Locate every line in the material below that has the word "měření". Copy each of those lines.

Figure dataset records:
--

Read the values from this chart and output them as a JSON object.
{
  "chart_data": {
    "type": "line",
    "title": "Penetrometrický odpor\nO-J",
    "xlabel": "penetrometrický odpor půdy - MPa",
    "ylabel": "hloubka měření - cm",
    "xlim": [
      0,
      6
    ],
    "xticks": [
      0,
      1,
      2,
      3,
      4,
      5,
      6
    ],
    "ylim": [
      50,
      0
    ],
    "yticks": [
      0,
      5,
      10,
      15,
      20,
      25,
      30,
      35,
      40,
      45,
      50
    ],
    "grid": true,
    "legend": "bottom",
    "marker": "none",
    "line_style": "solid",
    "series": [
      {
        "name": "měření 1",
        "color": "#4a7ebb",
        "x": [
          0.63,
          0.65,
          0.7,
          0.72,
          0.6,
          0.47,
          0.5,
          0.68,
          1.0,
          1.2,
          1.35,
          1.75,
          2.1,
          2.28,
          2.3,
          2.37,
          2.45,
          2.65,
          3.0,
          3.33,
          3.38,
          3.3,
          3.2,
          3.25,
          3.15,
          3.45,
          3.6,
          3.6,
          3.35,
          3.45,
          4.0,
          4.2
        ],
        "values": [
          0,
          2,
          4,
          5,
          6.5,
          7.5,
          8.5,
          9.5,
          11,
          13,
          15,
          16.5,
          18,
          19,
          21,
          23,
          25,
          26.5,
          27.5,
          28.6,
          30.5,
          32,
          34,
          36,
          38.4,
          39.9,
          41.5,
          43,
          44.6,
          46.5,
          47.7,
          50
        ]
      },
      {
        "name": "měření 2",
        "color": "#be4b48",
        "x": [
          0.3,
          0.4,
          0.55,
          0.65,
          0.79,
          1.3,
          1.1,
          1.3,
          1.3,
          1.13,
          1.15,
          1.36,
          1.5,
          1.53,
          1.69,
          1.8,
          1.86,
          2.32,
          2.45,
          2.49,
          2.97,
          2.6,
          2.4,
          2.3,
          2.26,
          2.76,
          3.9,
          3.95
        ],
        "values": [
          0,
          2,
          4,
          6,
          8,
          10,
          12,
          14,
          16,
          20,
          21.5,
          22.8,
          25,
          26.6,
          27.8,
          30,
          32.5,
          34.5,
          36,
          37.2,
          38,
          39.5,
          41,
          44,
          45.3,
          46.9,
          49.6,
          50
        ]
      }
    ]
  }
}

--

RESULT BELOW =
    "ylabel": "hloubka měření - cm",
        "name": "měření 1",
        "name": "měření 2",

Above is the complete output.